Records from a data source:
####################

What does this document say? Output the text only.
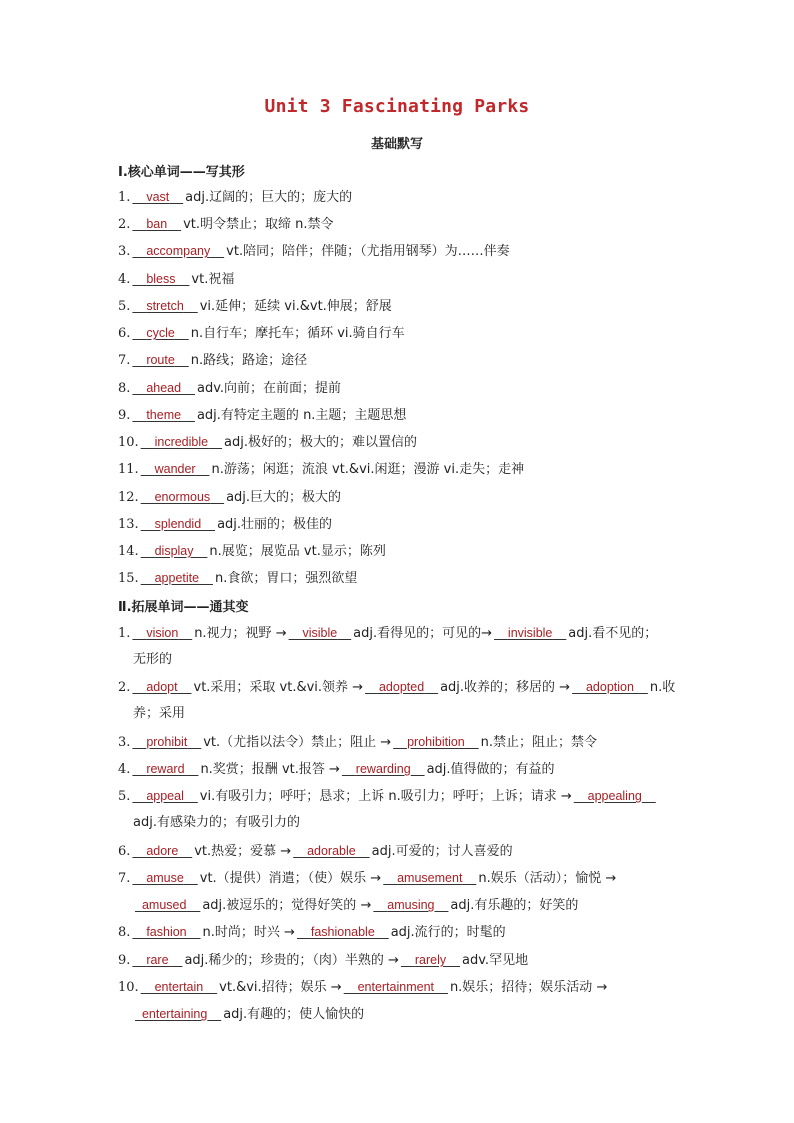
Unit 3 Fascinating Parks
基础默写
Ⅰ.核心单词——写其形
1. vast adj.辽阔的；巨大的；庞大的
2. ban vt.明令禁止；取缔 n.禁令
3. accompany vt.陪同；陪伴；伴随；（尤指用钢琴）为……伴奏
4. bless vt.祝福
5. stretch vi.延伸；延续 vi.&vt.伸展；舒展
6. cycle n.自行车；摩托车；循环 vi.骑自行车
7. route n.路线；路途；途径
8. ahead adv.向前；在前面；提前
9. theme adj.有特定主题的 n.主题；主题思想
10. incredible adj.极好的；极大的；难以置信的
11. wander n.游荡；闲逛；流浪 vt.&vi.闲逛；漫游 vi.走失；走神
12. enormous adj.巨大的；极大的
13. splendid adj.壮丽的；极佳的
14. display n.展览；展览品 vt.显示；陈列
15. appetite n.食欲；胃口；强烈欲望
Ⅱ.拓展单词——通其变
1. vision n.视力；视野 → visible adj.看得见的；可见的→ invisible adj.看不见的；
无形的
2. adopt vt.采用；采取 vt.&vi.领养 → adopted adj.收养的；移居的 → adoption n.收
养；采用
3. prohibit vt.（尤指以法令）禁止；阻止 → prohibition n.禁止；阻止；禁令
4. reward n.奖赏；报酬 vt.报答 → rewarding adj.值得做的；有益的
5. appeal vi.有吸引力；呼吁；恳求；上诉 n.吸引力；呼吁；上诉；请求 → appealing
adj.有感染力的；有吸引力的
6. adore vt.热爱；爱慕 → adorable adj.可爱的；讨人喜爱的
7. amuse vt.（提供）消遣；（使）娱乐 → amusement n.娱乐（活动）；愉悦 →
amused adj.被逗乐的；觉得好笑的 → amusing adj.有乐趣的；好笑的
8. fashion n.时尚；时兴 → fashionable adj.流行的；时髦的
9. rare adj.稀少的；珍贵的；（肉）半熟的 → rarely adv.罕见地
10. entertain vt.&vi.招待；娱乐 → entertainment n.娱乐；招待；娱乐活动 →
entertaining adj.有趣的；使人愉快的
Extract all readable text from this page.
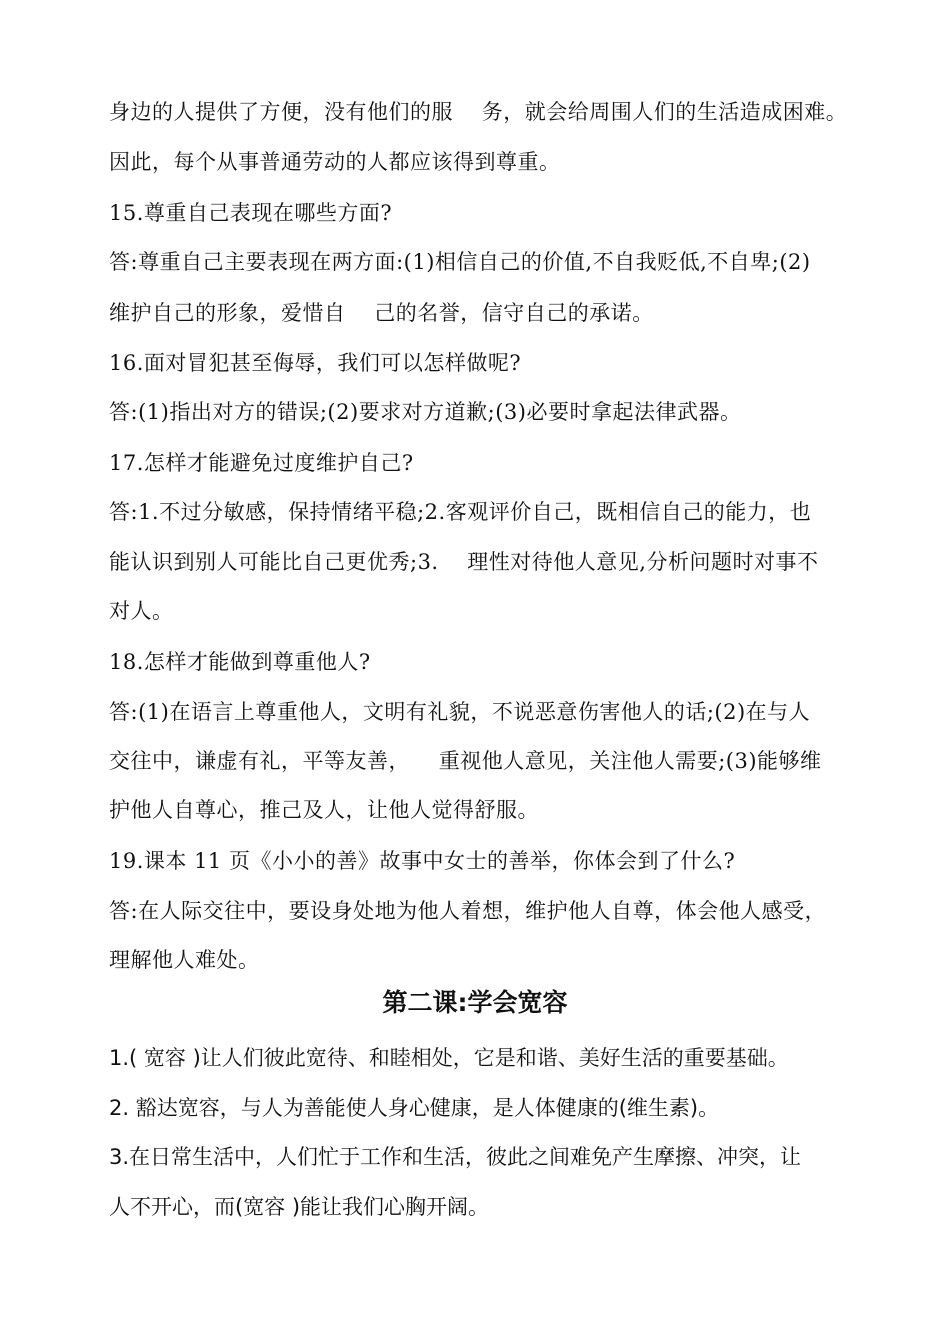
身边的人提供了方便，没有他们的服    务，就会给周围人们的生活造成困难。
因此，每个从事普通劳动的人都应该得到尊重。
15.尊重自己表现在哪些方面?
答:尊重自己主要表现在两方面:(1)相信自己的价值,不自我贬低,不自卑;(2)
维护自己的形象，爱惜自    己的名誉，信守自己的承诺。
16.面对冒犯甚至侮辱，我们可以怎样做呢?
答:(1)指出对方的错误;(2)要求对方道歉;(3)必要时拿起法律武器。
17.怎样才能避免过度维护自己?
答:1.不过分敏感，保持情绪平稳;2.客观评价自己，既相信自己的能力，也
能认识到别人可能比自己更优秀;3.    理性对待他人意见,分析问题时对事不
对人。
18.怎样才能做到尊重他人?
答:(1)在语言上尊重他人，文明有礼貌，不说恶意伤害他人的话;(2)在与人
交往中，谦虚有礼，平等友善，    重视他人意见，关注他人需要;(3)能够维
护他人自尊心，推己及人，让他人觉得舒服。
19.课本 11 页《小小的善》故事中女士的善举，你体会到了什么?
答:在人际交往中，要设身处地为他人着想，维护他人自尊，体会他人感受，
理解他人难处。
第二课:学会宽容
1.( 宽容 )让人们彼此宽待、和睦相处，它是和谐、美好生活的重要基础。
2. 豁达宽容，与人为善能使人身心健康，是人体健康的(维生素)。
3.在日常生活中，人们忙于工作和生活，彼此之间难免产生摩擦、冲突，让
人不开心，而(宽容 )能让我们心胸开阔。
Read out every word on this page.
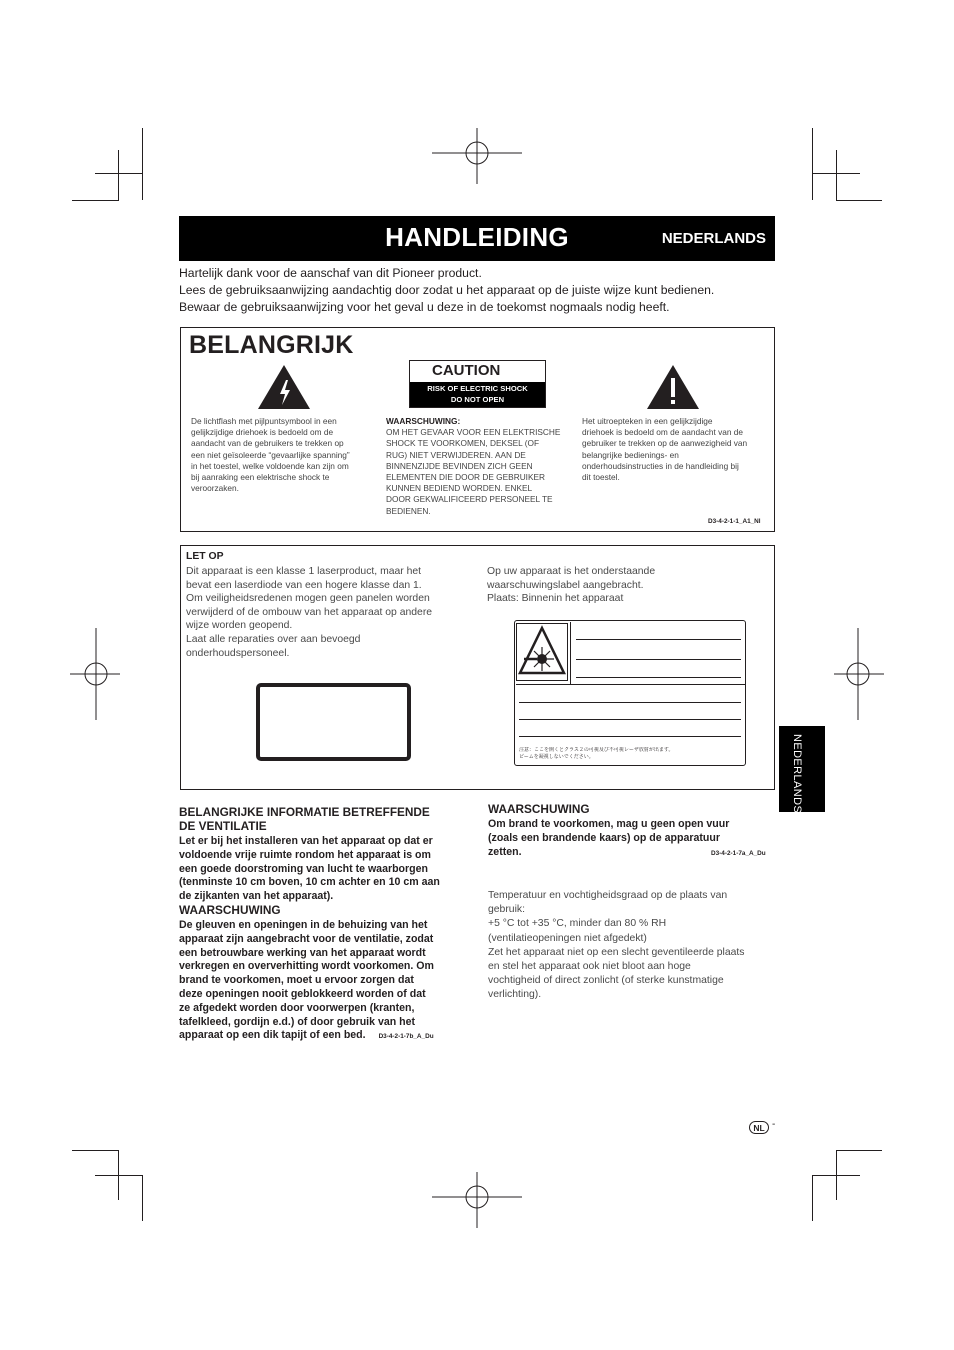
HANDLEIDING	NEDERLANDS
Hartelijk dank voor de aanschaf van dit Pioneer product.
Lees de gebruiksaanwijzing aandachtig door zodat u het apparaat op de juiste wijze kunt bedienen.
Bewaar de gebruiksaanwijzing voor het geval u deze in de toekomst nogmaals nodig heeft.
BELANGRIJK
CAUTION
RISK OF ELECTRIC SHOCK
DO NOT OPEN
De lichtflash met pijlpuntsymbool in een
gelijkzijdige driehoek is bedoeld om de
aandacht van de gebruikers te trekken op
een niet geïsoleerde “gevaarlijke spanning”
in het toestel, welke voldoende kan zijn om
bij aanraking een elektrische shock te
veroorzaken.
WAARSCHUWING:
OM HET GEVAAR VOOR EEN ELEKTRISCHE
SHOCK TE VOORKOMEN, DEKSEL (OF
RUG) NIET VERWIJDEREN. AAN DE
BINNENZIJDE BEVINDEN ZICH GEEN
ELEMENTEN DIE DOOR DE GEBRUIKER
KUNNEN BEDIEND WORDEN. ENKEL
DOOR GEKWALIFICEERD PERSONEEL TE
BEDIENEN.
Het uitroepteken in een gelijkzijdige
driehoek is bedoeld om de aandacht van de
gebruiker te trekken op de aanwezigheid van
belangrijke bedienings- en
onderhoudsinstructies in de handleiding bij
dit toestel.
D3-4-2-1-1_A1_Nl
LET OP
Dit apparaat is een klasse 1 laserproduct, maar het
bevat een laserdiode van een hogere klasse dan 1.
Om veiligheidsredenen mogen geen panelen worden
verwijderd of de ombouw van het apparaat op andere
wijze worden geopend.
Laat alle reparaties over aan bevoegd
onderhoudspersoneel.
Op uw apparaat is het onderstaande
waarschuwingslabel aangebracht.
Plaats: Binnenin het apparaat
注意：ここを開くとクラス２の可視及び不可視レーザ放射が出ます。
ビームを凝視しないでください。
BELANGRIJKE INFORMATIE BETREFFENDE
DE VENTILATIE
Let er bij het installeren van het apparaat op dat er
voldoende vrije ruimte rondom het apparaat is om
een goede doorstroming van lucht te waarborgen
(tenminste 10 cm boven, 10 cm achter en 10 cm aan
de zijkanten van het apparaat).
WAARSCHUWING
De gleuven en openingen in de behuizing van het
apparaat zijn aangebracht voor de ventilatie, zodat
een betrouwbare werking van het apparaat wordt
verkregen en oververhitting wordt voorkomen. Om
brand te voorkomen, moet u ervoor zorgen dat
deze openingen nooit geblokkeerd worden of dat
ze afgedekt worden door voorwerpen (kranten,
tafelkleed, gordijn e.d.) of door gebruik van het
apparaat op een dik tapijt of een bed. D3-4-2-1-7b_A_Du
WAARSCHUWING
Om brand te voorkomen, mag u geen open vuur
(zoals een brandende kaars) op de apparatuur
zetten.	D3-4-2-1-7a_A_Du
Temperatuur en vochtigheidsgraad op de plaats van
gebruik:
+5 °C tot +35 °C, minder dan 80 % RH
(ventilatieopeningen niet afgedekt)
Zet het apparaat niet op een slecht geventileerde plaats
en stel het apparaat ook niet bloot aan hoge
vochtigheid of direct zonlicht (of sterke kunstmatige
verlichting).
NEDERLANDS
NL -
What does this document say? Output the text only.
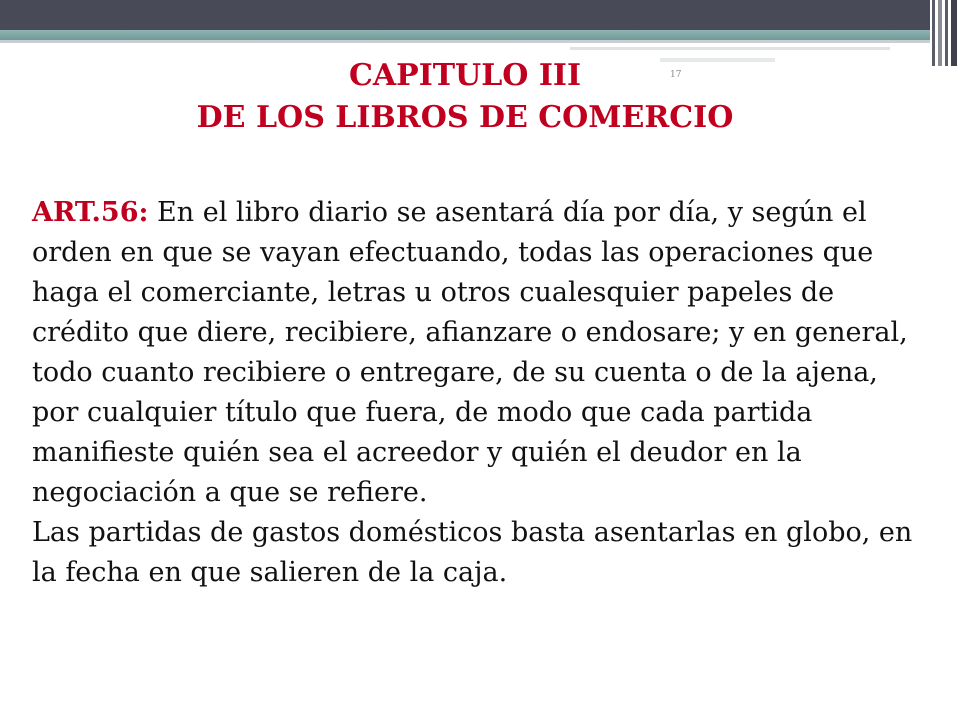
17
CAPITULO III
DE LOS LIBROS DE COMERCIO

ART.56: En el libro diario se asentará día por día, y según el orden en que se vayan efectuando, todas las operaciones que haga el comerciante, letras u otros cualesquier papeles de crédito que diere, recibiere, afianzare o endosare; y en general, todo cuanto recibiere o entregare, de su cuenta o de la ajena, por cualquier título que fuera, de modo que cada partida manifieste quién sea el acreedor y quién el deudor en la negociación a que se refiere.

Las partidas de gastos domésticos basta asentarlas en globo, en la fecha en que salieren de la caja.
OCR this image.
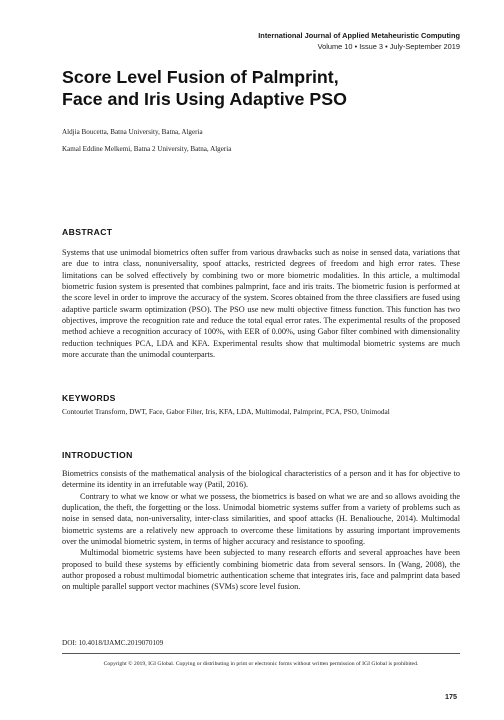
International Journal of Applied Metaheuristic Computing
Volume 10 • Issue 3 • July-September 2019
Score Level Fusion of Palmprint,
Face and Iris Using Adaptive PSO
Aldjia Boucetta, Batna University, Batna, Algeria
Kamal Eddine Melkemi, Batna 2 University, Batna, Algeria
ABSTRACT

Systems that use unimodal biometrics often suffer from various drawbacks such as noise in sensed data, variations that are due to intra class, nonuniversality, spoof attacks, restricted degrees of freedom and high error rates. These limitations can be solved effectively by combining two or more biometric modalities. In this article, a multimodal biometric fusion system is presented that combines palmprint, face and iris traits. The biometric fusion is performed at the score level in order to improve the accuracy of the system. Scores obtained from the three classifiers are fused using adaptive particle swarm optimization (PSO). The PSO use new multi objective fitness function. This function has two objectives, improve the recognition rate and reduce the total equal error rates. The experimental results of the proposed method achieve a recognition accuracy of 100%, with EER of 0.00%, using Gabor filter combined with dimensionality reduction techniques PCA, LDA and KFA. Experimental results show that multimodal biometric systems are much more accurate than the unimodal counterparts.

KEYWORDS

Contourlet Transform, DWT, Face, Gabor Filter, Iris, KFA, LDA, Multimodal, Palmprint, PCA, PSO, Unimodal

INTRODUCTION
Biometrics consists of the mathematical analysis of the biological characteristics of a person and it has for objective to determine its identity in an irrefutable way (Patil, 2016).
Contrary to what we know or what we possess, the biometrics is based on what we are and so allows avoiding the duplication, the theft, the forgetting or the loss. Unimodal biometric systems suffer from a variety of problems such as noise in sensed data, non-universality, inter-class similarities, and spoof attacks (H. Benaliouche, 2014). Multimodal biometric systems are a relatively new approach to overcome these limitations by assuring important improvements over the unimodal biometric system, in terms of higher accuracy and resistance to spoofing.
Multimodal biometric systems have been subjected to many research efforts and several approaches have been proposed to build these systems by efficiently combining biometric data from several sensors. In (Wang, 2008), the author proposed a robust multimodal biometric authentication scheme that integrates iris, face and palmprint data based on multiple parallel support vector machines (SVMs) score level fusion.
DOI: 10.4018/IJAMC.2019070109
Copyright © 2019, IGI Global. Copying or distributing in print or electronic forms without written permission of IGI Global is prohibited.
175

####################

Give the number of lines in the entries that hold the word "gebruiksaanwijzing", and nothing else.

2